### [STORED ROWS]
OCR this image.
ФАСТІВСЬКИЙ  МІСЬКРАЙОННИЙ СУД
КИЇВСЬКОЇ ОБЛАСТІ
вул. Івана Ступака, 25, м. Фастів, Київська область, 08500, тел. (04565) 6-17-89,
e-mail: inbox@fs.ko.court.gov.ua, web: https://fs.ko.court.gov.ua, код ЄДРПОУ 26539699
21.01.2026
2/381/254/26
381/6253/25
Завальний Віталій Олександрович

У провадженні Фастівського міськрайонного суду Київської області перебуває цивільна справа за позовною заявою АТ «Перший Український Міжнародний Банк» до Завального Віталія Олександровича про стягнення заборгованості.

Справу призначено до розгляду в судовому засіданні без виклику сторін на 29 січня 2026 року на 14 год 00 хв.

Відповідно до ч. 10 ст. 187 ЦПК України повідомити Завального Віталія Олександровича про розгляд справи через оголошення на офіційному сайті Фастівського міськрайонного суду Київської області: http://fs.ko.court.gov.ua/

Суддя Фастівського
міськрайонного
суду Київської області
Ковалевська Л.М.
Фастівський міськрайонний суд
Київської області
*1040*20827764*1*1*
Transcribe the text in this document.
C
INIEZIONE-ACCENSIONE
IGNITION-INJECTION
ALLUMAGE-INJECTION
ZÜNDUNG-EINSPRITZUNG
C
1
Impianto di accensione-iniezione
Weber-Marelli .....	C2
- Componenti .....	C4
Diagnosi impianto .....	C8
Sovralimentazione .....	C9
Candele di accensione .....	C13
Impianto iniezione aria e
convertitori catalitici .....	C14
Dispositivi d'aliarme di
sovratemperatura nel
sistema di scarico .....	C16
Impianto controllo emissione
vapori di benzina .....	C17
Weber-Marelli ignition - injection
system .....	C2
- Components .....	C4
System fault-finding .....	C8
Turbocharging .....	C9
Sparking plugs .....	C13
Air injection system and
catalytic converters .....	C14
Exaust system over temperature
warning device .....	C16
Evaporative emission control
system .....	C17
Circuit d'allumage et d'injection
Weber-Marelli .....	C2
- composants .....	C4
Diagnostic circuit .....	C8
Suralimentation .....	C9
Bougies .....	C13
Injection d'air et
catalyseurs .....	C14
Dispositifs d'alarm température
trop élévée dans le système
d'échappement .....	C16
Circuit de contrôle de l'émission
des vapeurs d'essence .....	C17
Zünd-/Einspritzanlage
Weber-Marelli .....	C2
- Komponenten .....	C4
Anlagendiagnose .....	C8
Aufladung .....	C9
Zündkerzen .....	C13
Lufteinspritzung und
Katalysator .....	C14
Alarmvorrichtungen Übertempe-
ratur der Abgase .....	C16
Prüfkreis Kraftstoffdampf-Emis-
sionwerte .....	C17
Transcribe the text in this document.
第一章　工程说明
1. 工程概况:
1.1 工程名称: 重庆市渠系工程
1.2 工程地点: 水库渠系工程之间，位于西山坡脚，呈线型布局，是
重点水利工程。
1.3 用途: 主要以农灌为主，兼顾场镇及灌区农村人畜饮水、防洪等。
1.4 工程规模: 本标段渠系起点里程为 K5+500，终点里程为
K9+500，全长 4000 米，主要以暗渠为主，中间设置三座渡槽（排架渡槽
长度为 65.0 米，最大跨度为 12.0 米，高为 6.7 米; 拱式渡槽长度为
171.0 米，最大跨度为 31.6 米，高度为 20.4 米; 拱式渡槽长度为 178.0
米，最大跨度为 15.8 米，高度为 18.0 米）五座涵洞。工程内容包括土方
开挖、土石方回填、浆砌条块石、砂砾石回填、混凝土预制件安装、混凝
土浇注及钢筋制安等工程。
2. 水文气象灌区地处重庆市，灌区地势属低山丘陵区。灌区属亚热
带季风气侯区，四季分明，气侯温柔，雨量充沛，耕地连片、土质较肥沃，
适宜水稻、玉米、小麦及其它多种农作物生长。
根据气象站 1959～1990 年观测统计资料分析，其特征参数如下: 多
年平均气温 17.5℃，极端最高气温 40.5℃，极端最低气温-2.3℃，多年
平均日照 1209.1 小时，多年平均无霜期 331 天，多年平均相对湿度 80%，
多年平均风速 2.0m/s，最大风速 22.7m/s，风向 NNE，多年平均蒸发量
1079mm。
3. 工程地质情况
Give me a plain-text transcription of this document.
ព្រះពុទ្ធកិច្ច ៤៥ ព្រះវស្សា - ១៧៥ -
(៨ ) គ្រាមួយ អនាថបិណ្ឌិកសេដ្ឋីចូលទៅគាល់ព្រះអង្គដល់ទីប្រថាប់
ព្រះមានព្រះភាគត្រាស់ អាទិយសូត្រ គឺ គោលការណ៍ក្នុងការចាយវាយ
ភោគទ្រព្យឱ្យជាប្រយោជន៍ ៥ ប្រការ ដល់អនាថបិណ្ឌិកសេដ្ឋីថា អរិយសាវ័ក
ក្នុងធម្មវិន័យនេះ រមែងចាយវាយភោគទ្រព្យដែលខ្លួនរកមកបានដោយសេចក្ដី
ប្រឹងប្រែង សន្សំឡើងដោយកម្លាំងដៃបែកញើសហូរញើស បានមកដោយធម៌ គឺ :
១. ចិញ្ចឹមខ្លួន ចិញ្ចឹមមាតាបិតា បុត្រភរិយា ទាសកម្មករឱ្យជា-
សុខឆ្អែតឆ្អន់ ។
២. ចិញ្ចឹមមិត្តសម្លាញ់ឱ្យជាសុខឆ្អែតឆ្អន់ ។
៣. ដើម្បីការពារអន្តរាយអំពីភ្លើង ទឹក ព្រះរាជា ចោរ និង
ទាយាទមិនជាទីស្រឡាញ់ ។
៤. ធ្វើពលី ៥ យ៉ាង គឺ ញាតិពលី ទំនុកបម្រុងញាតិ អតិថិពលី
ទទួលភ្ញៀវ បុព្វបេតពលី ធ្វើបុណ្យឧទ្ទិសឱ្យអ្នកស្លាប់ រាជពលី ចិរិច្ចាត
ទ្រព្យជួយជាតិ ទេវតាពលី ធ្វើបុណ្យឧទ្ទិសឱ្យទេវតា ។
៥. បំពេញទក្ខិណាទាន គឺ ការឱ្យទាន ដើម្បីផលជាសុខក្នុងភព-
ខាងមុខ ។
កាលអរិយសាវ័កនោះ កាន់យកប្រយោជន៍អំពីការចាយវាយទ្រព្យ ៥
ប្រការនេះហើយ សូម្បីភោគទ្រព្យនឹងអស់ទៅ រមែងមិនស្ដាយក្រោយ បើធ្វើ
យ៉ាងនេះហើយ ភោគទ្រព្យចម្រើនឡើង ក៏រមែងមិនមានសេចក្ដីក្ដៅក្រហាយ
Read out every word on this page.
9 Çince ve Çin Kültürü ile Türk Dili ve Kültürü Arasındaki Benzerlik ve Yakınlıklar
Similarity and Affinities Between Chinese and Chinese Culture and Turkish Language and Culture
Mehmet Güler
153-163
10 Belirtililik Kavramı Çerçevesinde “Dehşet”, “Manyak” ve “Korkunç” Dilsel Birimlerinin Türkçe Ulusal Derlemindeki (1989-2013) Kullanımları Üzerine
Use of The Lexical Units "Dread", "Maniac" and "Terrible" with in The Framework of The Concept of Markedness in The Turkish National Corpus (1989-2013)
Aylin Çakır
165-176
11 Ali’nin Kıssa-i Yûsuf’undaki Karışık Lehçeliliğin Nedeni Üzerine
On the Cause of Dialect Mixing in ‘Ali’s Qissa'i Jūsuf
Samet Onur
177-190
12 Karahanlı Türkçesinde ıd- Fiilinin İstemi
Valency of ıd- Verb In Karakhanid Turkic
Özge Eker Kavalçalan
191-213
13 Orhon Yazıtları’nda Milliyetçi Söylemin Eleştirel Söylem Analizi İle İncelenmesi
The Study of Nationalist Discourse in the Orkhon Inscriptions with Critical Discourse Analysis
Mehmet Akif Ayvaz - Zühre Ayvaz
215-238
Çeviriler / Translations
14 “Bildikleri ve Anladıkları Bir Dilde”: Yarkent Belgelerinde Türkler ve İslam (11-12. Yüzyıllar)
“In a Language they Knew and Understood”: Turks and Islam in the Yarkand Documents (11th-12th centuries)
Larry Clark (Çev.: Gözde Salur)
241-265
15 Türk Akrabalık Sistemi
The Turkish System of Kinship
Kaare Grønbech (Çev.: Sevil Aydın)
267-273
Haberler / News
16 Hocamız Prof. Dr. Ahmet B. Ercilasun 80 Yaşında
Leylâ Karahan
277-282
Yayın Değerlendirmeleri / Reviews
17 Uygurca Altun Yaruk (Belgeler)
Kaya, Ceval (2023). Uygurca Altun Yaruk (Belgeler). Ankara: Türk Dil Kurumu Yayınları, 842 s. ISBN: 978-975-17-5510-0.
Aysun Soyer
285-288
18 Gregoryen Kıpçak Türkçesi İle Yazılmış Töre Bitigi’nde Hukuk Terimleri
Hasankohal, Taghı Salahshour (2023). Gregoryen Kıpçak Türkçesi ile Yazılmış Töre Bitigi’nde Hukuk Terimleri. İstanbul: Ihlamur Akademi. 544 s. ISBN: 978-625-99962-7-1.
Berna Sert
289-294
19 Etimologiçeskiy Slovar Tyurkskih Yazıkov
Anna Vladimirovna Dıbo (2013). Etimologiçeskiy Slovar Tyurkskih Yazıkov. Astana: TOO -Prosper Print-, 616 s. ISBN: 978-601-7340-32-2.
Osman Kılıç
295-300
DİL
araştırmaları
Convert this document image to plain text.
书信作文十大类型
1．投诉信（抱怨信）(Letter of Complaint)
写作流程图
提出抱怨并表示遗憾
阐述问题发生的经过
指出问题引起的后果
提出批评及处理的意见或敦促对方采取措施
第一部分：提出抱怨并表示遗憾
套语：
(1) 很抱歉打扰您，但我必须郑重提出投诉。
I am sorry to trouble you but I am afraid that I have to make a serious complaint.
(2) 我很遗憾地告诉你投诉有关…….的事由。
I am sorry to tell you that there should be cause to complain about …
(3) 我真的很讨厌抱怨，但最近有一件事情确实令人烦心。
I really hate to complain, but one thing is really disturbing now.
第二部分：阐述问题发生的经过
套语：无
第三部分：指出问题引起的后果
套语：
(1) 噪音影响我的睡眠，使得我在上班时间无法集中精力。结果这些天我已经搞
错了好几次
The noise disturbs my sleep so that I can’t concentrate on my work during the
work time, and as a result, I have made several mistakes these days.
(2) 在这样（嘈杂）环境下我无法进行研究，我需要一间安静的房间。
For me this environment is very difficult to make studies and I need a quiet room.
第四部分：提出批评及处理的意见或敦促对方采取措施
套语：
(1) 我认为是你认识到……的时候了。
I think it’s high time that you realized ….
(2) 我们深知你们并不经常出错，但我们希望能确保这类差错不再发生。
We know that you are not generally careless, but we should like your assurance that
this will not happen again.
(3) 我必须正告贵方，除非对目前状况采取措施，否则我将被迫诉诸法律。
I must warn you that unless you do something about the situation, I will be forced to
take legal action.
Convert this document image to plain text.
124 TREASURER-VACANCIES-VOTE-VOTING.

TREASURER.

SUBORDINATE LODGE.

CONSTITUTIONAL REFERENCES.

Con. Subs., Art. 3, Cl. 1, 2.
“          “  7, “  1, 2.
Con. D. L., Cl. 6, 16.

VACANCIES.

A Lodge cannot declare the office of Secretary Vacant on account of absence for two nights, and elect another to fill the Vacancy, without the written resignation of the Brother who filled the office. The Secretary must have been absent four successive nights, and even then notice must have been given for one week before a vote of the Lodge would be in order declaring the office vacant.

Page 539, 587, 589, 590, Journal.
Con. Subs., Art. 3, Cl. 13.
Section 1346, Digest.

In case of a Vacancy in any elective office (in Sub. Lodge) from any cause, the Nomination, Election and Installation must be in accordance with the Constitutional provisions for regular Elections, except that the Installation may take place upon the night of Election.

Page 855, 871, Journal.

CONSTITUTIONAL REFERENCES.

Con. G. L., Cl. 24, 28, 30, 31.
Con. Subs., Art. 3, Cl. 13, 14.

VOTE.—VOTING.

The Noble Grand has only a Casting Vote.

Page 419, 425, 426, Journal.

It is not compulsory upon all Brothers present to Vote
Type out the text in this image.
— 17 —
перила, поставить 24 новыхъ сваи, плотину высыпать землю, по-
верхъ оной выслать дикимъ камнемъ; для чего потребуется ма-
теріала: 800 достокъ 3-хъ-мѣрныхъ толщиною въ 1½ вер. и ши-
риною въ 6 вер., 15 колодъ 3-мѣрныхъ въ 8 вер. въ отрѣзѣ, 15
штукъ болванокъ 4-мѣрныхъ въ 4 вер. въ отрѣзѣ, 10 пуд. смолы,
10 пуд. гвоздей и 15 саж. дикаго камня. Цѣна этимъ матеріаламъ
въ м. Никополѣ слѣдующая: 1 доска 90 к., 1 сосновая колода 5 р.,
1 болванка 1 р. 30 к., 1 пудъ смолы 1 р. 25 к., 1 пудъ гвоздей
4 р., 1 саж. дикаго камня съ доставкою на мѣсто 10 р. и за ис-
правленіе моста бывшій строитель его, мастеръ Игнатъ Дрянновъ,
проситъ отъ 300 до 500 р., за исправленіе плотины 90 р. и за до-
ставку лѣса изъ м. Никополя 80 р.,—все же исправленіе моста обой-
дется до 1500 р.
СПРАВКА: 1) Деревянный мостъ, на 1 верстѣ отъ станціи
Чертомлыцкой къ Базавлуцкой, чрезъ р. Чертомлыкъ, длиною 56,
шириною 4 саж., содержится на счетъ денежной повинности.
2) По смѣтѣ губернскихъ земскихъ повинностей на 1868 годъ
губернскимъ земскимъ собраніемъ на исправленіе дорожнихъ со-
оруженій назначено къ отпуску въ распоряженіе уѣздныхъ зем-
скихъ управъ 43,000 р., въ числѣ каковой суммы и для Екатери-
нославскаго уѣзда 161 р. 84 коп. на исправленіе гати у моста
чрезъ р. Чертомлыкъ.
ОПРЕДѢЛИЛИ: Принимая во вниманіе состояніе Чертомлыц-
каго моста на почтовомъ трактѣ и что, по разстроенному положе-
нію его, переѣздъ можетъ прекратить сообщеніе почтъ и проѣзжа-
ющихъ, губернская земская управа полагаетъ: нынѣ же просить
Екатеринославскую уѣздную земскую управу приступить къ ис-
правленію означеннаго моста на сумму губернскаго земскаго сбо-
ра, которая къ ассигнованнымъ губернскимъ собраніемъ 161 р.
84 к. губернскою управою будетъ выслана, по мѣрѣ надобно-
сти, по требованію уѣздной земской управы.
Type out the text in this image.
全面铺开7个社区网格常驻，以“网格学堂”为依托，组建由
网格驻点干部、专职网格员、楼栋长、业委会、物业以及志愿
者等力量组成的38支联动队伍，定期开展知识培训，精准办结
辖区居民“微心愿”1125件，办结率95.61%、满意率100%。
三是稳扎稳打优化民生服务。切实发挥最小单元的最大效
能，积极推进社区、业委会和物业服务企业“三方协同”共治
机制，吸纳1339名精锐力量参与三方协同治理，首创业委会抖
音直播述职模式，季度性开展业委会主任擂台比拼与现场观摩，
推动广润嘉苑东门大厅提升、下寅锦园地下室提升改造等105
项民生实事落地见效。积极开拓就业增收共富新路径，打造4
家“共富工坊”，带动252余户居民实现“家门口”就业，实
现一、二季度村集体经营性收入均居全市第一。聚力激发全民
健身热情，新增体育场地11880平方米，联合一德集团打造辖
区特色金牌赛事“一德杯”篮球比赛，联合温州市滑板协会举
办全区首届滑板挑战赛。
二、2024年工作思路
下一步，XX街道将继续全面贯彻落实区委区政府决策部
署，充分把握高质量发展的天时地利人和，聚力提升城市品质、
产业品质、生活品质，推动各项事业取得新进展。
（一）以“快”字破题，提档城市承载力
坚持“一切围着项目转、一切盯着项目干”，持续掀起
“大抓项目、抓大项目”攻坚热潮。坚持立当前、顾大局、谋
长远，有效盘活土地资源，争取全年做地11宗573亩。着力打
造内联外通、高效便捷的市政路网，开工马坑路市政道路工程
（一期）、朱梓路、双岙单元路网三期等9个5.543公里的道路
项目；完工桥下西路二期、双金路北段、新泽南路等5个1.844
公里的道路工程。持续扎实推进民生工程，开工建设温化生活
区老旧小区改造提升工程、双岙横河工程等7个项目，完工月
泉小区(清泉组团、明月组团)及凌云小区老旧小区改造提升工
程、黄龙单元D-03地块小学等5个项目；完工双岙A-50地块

### [SET PROBLEM]
Find the word "Terimleri" in the entries above and gather every line that holds it.

### [WORKED SOLUTION]
18 Gregoryen Kıpçak Türkçesi İle Yazılmış Töre Bitigi’nde Hukuk Terimleri
Hasankohal, Taghı Salahshour (2023). Gregoryen Kıpçak Türkçesi ile Yazılmış Töre Bitigi’nde Hukuk Terimleri. İstanbul: Ihlamur Akademi. 544 s. ISBN: 978-625-99962-7-1.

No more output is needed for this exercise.